→ EXERCISE TASK:
Reproduce all of the records exactly.

→ PROVIDED INFORMATION:
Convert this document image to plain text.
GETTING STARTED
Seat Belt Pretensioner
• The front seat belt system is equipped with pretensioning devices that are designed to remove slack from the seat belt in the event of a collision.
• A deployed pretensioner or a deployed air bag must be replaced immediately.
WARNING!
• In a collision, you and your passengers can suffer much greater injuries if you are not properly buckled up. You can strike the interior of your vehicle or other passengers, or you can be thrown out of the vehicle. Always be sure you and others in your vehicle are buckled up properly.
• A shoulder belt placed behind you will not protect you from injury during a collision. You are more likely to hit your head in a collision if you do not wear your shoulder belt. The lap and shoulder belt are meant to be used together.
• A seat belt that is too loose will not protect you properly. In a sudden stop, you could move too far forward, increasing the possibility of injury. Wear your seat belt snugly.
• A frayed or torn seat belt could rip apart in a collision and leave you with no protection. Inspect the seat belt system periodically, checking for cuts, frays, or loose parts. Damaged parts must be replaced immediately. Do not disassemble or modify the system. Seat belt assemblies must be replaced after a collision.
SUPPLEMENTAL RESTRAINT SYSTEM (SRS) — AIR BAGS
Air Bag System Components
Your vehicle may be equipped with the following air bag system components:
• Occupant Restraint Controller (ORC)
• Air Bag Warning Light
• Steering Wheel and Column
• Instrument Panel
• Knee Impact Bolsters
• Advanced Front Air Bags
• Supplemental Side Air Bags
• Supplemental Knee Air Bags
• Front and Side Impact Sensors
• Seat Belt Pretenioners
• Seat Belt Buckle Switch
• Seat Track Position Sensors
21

→ THE COMPLETED TASK:
Convert this document image to plain text.
GETTING STARTED
Seat Belt Pretensioner
• The front seat belt system is equipped with pretensioning devices that are designed to remove slack from the seat belt in the event of a collision.
• A deployed pretensioner or a deployed air bag must be replaced immediately.
WARNING!
• In a collision, you and your passengers can suffer much greater injuries if you are not properly buckled up. You can strike the interior of your vehicle or other passengers, or you can be thrown out of the vehicle. Always be sure you and others in your vehicle are buckled up properly.
• A shoulder belt placed behind you will not protect you from injury during a collision. You are more likely to hit your head in a collision if you do not wear your shoulder belt. The lap and shoulder belt are meant to be used together.
• A seat belt that is too loose will not protect you properly. In a sudden stop, you could move too far forward, increasing the possibility of injury. Wear your seat belt snugly.
• A frayed or torn seat belt could rip apart in a collision and leave you with no protection. Inspect the seat belt system periodically, checking for cuts, frays, or loose parts. Damaged parts must be replaced immediately. Do not disassemble or modify the system. Seat belt assemblies must be replaced after a collision.
SUPPLEMENTAL RESTRAINT SYSTEM (SRS) — AIR BAGS
Air Bag System Components
Your vehicle may be equipped with the following air bag system components:
• Occupant Restraint Controller (ORC)
• Air Bag Warning Light
• Steering Wheel and Column
• Instrument Panel
• Knee Impact Bolsters
• Advanced Front Air Bags
• Supplemental Side Air Bags
• Supplemental Knee Air Bags
• Front and Side Impact Sensors
• Seat Belt Pretenioners
• Seat Belt Buckle Switch
• Seat Track Position Sensors
21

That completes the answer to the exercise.